# The task
Gather every line holding the string "Rain".

Records from a collection of figures

_ _ _ _

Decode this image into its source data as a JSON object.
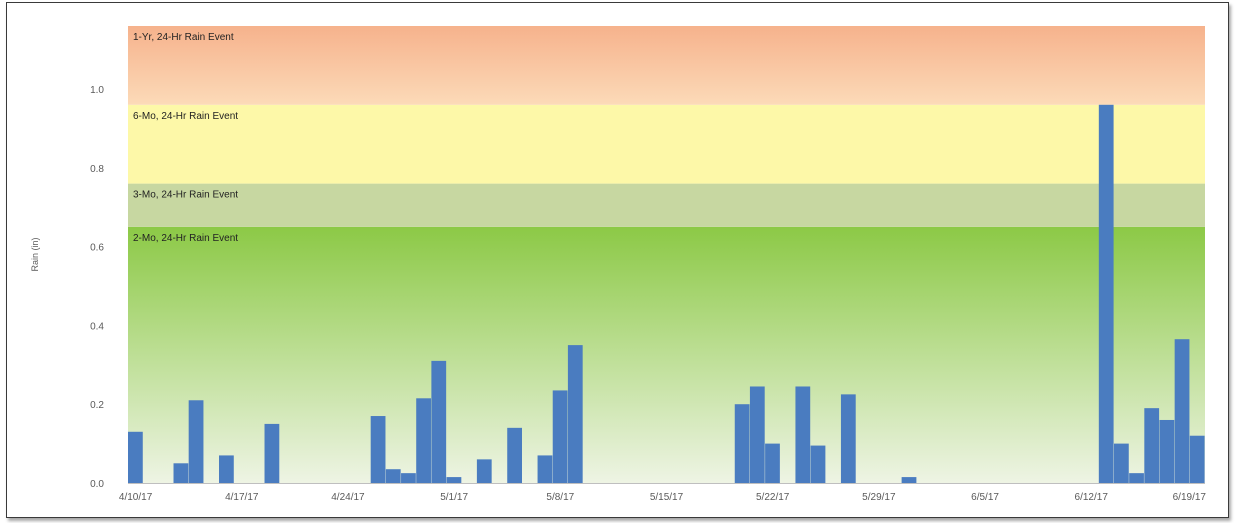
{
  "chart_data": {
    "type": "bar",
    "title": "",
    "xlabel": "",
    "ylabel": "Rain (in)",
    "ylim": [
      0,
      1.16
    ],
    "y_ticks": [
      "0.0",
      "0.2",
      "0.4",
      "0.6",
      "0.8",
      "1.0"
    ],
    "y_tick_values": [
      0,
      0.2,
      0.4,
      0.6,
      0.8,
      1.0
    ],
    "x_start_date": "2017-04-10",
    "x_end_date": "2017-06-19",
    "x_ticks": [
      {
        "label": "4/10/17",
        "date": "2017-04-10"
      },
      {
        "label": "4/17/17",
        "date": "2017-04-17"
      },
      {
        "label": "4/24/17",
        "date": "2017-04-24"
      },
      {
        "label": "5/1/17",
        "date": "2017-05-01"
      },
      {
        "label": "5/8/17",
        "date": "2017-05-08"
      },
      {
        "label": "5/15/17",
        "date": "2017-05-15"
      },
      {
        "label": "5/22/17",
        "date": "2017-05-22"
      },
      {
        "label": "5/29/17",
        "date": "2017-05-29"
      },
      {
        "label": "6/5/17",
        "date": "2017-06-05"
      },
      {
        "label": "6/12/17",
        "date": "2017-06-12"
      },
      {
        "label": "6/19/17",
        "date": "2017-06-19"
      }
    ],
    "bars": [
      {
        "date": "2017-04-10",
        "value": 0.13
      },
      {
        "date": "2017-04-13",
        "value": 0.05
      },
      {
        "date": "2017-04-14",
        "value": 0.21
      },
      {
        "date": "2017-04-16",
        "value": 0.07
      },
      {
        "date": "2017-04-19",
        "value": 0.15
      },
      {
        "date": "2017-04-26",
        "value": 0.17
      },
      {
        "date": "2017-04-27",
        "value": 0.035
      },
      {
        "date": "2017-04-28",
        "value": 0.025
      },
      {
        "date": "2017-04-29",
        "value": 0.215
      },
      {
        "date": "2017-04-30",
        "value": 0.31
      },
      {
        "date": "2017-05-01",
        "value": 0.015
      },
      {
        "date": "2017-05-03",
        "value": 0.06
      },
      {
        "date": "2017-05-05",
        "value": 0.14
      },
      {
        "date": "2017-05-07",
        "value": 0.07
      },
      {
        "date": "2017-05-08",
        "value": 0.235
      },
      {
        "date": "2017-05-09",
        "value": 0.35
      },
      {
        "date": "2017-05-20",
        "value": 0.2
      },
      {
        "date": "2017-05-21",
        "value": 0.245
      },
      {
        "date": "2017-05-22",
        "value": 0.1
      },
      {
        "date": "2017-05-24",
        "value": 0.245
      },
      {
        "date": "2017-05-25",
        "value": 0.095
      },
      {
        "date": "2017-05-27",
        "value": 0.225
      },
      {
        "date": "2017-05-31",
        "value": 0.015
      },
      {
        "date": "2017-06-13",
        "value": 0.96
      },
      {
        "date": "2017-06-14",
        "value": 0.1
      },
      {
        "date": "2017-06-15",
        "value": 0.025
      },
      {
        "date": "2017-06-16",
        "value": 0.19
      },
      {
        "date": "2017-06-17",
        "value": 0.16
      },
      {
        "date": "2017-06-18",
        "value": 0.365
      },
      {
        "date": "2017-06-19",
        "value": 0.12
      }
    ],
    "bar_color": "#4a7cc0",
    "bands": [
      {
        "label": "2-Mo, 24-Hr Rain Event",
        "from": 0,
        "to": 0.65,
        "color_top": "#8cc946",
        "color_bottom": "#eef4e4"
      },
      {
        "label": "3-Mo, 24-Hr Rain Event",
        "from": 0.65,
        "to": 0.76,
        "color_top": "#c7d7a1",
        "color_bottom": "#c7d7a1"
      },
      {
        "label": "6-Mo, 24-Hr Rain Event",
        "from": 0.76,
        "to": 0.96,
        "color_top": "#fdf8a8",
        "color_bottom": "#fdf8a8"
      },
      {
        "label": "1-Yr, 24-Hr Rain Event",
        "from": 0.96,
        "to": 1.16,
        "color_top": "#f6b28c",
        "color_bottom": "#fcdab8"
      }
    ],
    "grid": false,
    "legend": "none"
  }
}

_ _ _ _

# Output below
    "ylabel": "Rain (in)",
        "label": "2-Mo, 24-Hr Rain Event",
        "label": "3-Mo, 24-Hr Rain Event",
        "label": "6-Mo, 24-Hr Rain Event",
        "label": "1-Yr, 24-Hr Rain Event",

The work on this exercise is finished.